╭─ Record excerpts

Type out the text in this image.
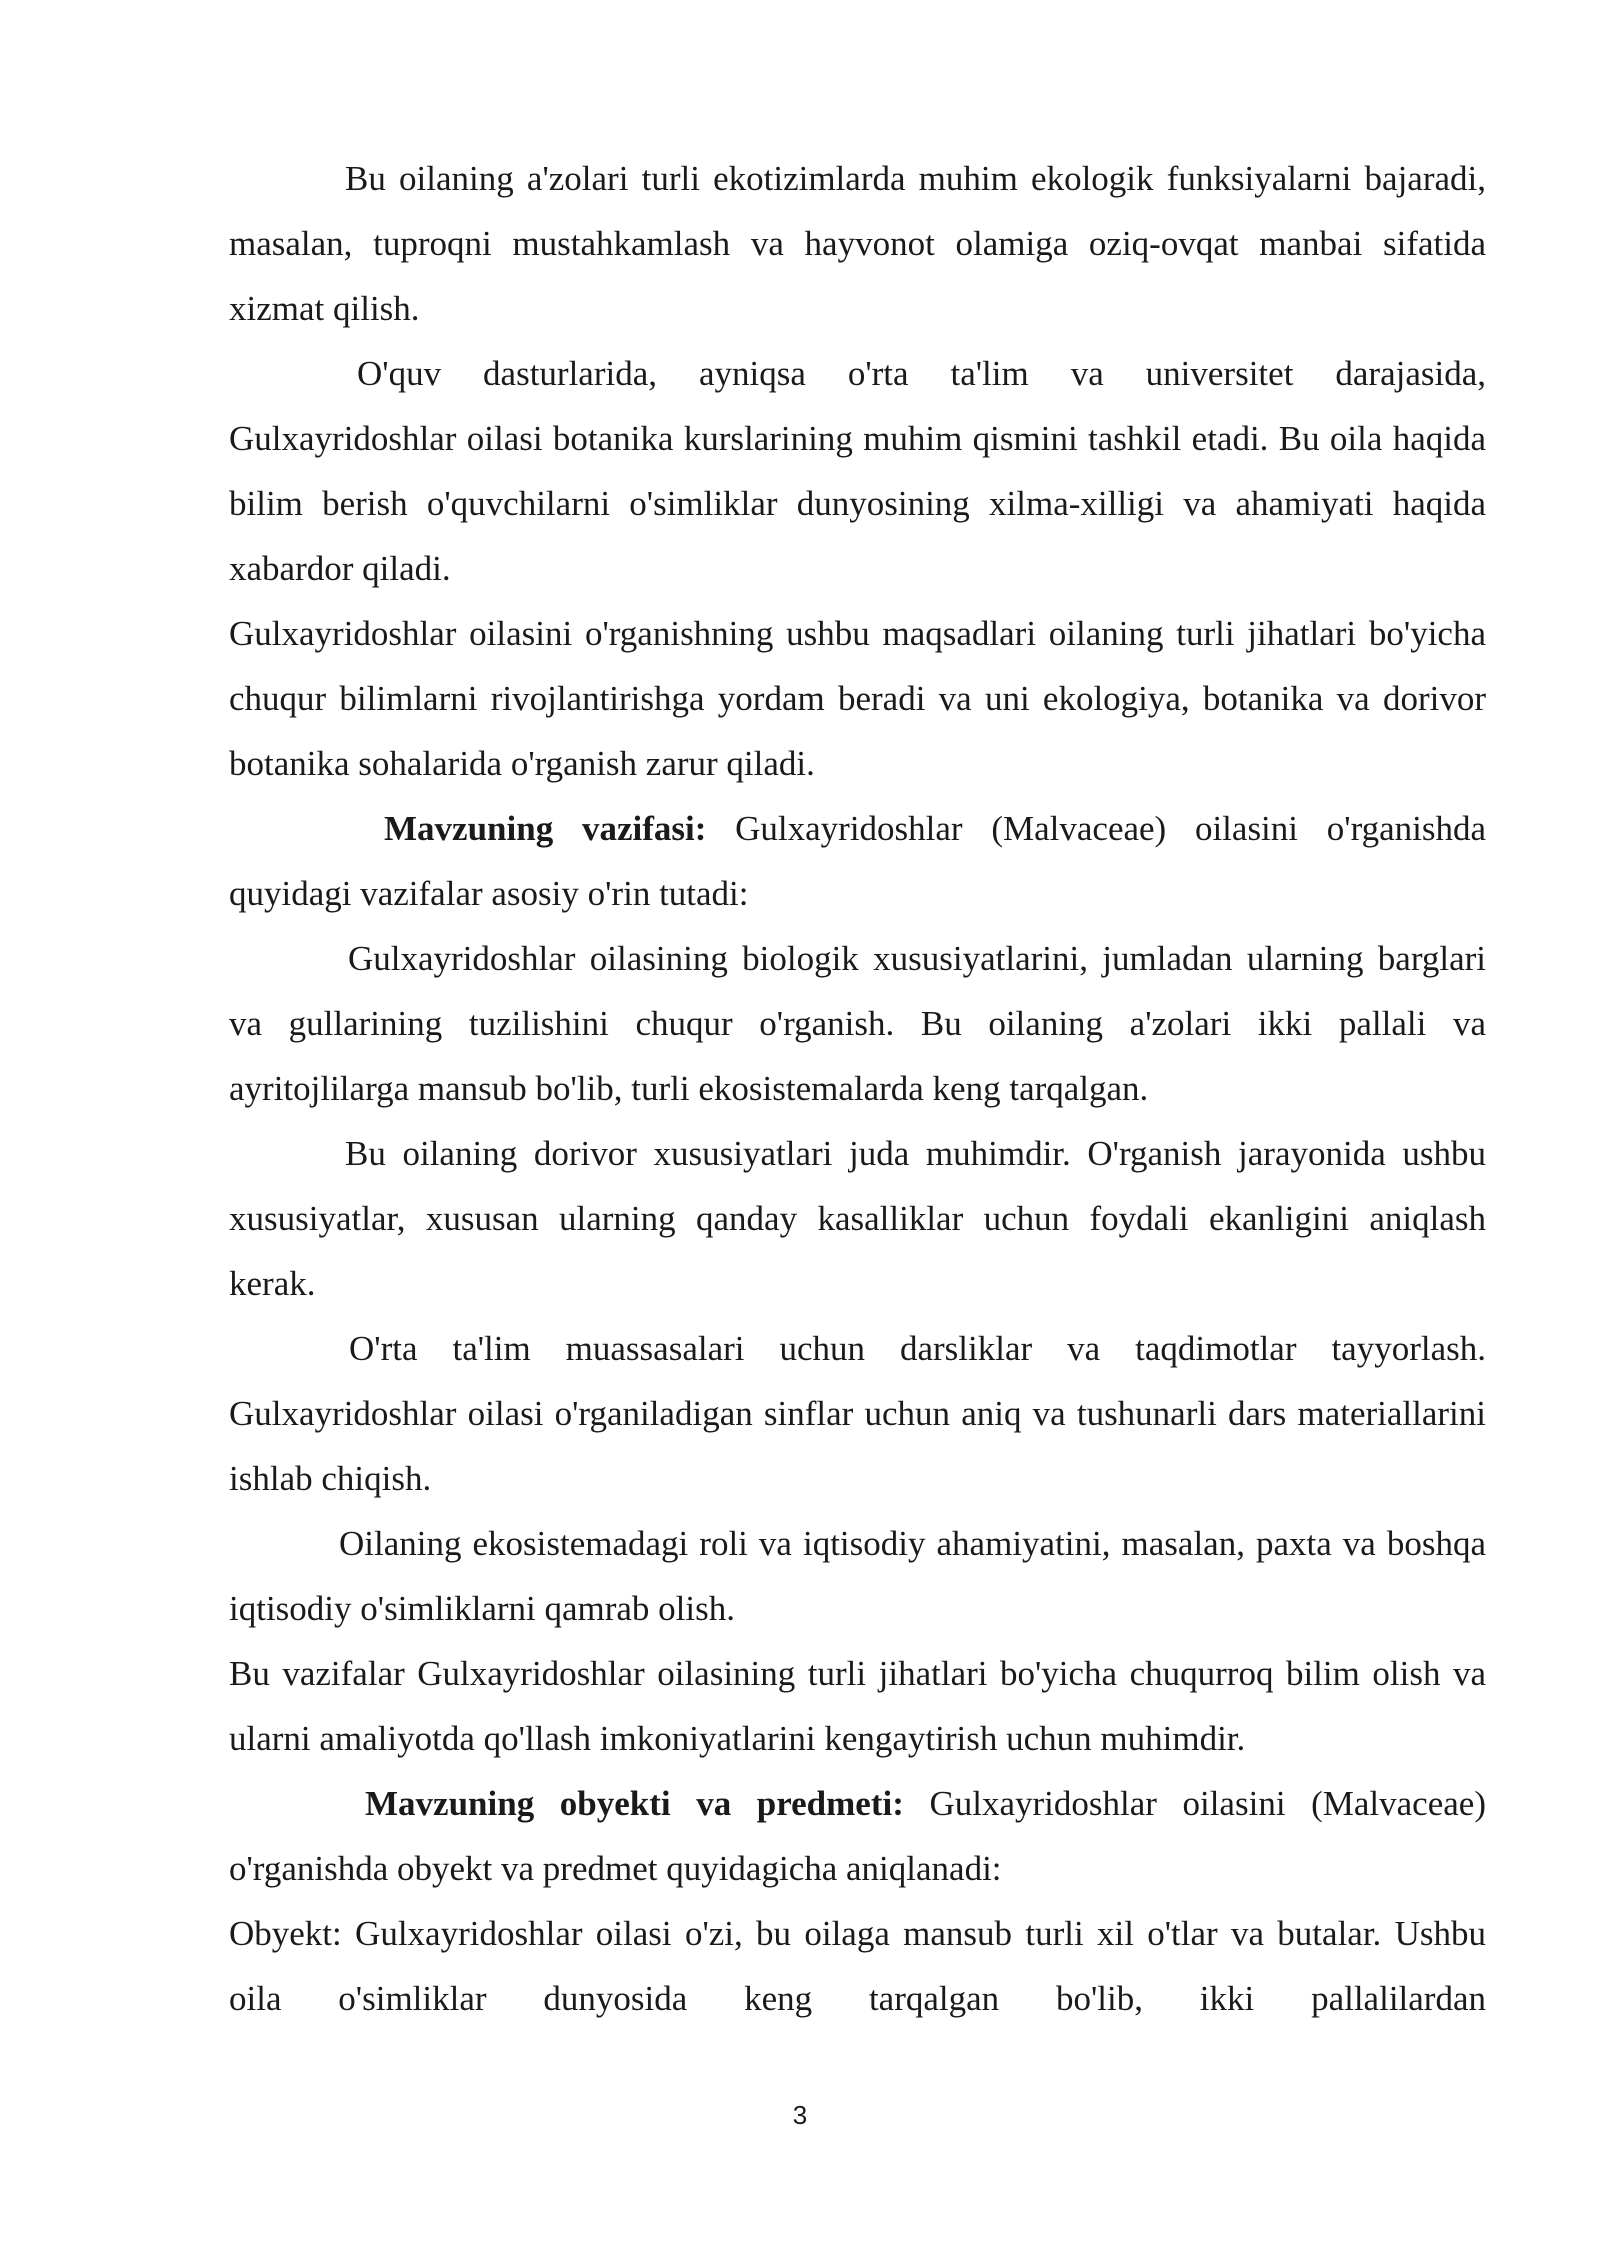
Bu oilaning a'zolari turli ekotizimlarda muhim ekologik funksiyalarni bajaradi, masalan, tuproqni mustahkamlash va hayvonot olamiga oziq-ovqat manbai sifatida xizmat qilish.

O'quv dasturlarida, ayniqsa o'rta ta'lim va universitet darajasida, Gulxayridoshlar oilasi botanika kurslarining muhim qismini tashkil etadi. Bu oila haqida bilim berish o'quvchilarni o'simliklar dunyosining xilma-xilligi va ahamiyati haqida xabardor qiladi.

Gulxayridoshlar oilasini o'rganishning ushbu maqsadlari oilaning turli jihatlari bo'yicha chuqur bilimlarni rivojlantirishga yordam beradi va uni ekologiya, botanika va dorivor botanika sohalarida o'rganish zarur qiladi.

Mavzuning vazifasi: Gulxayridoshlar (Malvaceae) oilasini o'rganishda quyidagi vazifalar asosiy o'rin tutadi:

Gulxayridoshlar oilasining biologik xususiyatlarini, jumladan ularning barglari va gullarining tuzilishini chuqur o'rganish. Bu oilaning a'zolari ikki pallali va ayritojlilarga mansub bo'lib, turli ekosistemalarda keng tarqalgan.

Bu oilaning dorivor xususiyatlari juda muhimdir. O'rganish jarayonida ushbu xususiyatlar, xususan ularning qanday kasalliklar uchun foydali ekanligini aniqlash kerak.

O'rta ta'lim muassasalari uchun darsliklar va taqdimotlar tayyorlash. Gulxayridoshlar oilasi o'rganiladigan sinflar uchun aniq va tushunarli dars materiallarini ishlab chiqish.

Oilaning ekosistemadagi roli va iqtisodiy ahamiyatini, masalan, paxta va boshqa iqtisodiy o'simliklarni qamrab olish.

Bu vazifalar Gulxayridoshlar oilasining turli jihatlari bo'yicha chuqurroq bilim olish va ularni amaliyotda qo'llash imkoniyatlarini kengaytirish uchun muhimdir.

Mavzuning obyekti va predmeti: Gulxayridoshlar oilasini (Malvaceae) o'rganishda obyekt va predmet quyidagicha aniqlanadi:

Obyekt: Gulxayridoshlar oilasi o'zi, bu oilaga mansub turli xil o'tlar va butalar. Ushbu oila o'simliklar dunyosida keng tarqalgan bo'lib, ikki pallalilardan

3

╰─
╭─ Record excerpts

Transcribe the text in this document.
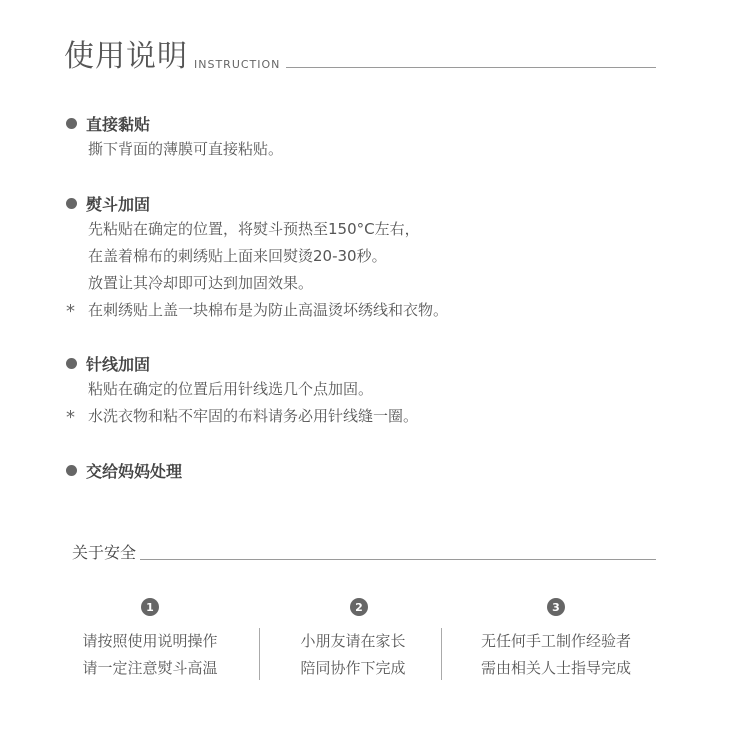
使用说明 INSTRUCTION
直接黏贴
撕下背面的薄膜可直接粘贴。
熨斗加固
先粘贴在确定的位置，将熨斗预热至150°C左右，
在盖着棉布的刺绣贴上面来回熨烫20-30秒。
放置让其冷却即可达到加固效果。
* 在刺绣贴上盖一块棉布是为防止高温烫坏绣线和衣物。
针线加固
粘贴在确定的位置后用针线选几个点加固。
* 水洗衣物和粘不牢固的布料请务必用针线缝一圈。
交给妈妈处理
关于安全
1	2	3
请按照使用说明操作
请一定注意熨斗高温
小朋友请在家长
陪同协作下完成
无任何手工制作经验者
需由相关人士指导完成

╰─
╭─ Record excerpts

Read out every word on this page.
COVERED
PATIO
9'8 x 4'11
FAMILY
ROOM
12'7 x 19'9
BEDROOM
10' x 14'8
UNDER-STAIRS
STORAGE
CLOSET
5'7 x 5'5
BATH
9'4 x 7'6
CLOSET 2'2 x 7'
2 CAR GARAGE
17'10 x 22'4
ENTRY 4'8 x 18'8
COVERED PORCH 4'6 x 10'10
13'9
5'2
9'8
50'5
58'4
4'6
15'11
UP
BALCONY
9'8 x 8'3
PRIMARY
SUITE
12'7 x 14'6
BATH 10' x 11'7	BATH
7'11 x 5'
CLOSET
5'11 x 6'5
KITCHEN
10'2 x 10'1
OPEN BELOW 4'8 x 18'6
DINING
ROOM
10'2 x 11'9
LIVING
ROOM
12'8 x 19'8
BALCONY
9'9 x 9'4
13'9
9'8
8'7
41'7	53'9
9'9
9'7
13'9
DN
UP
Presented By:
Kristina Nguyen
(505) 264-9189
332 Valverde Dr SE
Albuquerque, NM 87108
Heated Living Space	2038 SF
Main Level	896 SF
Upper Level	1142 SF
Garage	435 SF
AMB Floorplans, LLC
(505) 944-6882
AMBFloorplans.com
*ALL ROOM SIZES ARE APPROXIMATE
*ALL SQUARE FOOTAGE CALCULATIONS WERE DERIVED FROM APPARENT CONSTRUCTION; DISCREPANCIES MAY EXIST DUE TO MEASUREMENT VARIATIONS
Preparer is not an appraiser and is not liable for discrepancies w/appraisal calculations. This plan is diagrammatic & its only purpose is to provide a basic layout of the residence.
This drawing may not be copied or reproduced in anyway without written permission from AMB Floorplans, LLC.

╰─

- **The exercise**:
Examine the records and pull out every line where the string "ularning" occurs.

- **Output of the exercise**:
Gulxayridoshlar oilasining biologik xususiyatlarini, jumladan ularning barglari va gullarining tuzilishini chuqur o'rganish. Bu oilaning a'zolari ikki pallali va ayritojlilarga mansub bo'lib, turli ekosistemalarda keng tarqalgan.
Bu oilaning dorivor xususiyatlari juda muhimdir. O'rganish jarayonida ushbu xususiyatlar, xususan ularning qanday kasalliklar uchun foydali ekanligini aniqlash kerak.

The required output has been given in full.